• **Written request**
Output the material exactly, but drop every image it holds.

• **Excerpt from a dataset**
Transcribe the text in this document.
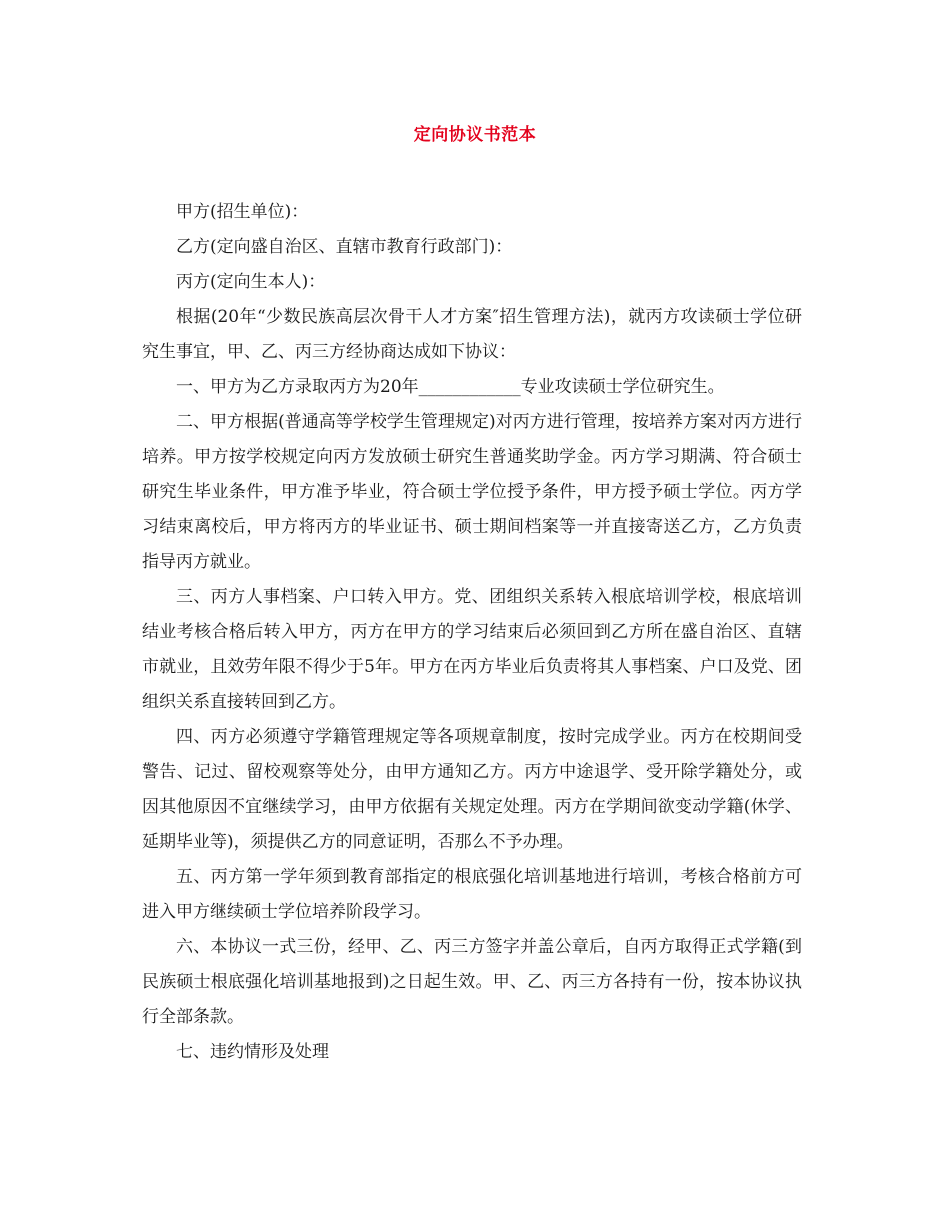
定向协议书范本

甲方(招生单位)：

乙方(定向盛自治区、直辖市教育行政部门)：

丙方(定向生本人)：

根据(20年“少数民族高层次骨干人才方案″招生管理方法)，就丙方攻读硕士学位研究生事宜，甲、乙、丙三方经协商达成如下协议：

一、甲方为乙方录取丙方为20年____________专业攻读硕士学位研究生。

二、甲方根据(普通高等学校学生管理规定)对丙方进行管理，按培养方案对丙方进行培养。甲方按学校规定向丙方发放硕士研究生普通奖助学金。丙方学习期满、符合硕士研究生毕业条件，甲方准予毕业，符合硕士学位授予条件，甲方授予硕士学位。丙方学习结束离校后，甲方将丙方的毕业证书、硕士期间档案等一并直接寄送乙方，乙方负责指导丙方就业。

三、丙方人事档案、户口转入甲方。党、团组织关系转入根底培训学校，根底培训结业考核合格后转入甲方，丙方在甲方的学习结束后必须回到乙方所在盛自治区、直辖市就业，且效劳年限不得少于5年。甲方在丙方毕业后负责将其人事档案、户口及党、团组织关系直接转回到乙方。

四、丙方必须遵守学籍管理规定等各项规章制度，按时完成学业。丙方在校期间受警告、记过、留校观察等处分，由甲方通知乙方。丙方中途退学、受开除学籍处分，或因其他原因不宜继续学习，由甲方依据有关规定处理。丙方在学期间欲变动学籍(休学、延期毕业等)，须提供乙方的同意证明，否那么不予办理。

五、丙方第一学年须到教育部指定的根底强化培训基地进行培训，考核合格前方可进入甲方继续硕士学位培养阶段学习。

六、本协议一式三份，经甲、乙、丙三方签字并盖公章后，自丙方取得正式学籍(到民族硕士根底强化培训基地报到)之日起生效。甲、乙、丙三方各持有一份，按本协议执行全部条款。

七、违约情形及处理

• **Answer to this problem**
Transcribe the text in this document.
定向协议书范本

甲方(招生单位)：

乙方(定向盛自治区、直辖市教育行政部门)：

丙方(定向生本人)：

根据(20年“少数民族高层次骨干人才方案″招生管理方法)，就丙方攻读硕士学位研究生事宜，甲、乙、丙三方经协商达成如下协议：

一、甲方为乙方录取丙方为20年____________专业攻读硕士学位研究生。

二、甲方根据(普通高等学校学生管理规定)对丙方进行管理，按培养方案对丙方进行培养。甲方按学校规定向丙方发放硕士研究生普通奖助学金。丙方学习期满、符合硕士研究生毕业条件，甲方准予毕业，符合硕士学位授予条件，甲方授予硕士学位。丙方学习结束离校后，甲方将丙方的毕业证书、硕士期间档案等一并直接寄送乙方，乙方负责指导丙方就业。

三、丙方人事档案、户口转入甲方。党、团组织关系转入根底培训学校，根底培训结业考核合格后转入甲方，丙方在甲方的学习结束后必须回到乙方所在盛自治区、直辖市就业，且效劳年限不得少于5年。甲方在丙方毕业后负责将其人事档案、户口及党、团组织关系直接转回到乙方。

四、丙方必须遵守学籍管理规定等各项规章制度，按时完成学业。丙方在校期间受警告、记过、留校观察等处分，由甲方通知乙方。丙方中途退学、受开除学籍处分，或因其他原因不宜继续学习，由甲方依据有关规定处理。丙方在学期间欲变动学籍(休学、延期毕业等)，须提供乙方的同意证明，否那么不予办理。

五、丙方第一学年须到教育部指定的根底强化培训基地进行培训，考核合格前方可进入甲方继续硕士学位培养阶段学习。

六、本协议一式三份，经甲、乙、丙三方签字并盖公章后，自丙方取得正式学籍(到民族硕士根底强化培训基地报到)之日起生效。甲、乙、丙三方各持有一份，按本协议执行全部条款。

七、违约情形及处理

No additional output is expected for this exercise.